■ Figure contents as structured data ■

※ ※ ※

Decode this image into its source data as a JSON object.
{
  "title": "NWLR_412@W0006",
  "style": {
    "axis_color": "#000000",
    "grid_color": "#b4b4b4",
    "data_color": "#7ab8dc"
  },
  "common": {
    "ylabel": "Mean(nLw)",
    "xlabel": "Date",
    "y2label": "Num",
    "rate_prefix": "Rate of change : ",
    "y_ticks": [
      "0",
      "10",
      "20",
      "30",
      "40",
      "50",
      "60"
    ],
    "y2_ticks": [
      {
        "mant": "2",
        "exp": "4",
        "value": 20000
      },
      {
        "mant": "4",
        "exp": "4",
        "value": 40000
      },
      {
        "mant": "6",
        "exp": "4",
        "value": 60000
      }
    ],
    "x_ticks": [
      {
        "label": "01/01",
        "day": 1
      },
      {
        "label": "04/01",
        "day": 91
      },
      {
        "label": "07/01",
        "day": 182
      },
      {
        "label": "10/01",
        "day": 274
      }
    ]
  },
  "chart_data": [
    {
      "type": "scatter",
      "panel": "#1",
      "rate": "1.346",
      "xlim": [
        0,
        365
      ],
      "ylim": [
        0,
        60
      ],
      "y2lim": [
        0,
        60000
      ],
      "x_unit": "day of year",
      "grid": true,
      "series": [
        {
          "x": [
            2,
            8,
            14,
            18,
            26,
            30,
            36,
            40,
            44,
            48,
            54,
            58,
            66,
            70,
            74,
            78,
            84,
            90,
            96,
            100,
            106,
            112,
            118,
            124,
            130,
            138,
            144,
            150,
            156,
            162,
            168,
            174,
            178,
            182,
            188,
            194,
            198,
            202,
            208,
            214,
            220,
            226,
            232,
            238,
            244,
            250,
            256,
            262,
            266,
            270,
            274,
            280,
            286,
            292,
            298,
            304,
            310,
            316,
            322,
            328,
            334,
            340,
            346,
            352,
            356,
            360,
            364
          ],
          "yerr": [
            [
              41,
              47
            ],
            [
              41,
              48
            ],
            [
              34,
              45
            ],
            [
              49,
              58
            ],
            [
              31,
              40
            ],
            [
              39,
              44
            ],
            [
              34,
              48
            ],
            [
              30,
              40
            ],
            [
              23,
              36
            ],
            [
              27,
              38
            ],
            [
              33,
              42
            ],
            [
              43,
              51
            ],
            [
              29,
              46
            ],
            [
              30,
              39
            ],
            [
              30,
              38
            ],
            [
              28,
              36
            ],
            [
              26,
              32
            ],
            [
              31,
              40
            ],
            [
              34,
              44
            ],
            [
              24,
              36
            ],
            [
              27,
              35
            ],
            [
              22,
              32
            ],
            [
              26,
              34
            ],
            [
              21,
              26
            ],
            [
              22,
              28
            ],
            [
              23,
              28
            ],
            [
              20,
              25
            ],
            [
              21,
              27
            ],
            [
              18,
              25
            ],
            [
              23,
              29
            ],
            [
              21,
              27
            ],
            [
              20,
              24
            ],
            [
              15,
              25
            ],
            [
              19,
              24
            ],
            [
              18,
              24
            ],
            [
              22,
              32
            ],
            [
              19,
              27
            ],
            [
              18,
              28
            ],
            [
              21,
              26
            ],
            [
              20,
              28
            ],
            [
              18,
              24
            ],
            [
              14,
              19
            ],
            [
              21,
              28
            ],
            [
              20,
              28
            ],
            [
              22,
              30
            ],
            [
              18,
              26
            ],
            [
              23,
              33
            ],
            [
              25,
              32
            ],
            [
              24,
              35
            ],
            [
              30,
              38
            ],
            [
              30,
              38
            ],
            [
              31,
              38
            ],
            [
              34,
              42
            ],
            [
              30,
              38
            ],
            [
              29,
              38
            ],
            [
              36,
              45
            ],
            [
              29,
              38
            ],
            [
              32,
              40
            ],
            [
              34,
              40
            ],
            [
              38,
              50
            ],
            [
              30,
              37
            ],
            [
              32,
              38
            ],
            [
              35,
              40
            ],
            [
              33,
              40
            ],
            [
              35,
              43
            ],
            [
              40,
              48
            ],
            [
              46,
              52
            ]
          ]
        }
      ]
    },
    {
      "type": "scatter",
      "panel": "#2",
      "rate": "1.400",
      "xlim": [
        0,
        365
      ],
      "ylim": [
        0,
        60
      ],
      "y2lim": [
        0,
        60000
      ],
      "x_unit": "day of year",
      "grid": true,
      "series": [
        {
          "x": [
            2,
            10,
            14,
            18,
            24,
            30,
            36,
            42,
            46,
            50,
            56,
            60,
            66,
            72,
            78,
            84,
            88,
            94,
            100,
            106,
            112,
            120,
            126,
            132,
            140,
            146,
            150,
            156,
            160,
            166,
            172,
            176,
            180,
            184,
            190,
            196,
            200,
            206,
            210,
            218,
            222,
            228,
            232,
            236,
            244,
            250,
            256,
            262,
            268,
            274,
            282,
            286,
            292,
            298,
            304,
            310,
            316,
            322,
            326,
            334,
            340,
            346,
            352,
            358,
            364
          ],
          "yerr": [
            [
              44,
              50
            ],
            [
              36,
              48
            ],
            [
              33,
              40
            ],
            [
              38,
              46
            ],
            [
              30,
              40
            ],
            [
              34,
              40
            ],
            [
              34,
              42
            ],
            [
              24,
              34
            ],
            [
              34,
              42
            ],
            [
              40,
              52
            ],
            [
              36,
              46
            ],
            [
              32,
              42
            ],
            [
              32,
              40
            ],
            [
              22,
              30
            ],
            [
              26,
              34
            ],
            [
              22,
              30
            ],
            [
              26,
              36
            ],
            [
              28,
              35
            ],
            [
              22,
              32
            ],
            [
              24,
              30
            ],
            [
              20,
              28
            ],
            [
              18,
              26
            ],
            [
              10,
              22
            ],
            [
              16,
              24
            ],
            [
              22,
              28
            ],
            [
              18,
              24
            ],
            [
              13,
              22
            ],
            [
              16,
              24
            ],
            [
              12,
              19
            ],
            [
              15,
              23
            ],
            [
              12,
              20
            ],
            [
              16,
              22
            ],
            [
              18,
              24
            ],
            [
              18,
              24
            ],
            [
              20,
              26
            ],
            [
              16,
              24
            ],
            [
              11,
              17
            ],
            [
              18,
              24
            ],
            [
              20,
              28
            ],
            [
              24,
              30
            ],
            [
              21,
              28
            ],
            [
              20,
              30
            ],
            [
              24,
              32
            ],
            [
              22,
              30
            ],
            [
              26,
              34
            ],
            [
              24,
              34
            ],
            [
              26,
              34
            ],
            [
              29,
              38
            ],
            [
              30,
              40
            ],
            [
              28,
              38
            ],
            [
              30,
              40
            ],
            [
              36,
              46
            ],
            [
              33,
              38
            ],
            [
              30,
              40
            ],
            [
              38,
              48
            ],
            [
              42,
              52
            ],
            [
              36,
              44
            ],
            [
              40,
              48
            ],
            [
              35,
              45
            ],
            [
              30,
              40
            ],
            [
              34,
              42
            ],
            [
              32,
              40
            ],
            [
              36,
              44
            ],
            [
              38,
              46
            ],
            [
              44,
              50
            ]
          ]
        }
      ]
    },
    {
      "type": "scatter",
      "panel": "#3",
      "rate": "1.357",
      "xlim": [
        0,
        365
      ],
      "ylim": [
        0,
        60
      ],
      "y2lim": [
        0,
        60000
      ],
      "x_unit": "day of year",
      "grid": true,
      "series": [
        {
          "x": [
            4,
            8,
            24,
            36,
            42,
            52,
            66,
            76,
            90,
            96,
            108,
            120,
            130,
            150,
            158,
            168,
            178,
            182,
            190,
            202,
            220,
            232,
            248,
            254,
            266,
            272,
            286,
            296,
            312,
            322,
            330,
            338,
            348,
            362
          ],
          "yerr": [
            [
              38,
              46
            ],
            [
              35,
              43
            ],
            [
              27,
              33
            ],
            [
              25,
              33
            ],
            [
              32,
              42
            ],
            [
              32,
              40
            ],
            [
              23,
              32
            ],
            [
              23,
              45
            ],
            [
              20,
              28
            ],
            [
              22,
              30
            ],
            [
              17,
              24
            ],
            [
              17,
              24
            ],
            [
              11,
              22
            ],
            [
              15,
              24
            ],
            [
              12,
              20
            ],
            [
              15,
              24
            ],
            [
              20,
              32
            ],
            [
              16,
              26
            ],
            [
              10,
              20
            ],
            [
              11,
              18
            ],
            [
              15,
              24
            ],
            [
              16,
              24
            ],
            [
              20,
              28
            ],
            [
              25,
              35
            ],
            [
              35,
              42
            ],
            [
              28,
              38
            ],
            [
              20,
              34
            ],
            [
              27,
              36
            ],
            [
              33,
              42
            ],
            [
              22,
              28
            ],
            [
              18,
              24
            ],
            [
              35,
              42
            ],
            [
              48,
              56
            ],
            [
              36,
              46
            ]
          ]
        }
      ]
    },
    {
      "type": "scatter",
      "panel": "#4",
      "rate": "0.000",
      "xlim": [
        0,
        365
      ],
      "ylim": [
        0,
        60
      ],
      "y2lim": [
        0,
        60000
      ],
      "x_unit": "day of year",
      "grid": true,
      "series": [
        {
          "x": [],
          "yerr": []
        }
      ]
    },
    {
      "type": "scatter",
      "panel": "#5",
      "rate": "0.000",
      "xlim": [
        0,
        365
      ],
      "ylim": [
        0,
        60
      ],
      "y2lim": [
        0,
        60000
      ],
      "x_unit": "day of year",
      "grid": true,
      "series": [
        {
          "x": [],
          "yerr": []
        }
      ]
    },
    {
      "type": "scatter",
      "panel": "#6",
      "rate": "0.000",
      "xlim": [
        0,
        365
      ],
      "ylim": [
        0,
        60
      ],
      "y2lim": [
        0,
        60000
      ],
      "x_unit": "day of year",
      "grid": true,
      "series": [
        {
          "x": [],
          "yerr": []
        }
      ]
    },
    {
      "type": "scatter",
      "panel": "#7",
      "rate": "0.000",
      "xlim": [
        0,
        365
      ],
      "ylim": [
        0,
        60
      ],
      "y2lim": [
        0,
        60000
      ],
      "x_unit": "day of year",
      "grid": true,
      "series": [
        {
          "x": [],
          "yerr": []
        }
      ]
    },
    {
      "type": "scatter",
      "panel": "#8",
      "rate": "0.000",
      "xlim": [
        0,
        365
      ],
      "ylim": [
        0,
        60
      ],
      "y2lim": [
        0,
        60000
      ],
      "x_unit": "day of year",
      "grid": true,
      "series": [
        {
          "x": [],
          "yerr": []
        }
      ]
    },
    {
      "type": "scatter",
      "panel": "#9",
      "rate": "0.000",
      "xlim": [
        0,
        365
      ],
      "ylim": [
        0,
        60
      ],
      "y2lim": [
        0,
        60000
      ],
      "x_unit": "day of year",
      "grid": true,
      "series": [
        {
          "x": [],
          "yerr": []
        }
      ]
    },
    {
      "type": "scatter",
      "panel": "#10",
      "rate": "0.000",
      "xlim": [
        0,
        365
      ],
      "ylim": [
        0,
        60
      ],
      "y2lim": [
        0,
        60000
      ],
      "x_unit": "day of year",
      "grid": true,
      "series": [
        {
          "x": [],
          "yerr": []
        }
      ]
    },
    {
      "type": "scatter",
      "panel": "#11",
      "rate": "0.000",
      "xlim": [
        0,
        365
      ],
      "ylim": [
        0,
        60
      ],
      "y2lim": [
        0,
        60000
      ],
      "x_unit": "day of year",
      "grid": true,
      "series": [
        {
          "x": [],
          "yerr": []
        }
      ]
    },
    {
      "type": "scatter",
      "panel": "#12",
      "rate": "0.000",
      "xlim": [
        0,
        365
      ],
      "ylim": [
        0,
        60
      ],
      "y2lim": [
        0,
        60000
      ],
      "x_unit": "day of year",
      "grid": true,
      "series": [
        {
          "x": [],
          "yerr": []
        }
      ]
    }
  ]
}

※ ※ ※

Which lines above contain "panel"? Show each of them.

      "panel": "#1",
      "panel": "#2",
      "panel": "#3",
      "panel": "#4",
      "panel": "#5",
      "panel": "#6",
      "panel": "#7",
      "panel": "#8",
      "panel": "#9",
      "panel": "#10",
      "panel": "#11",
      "panel": "#12",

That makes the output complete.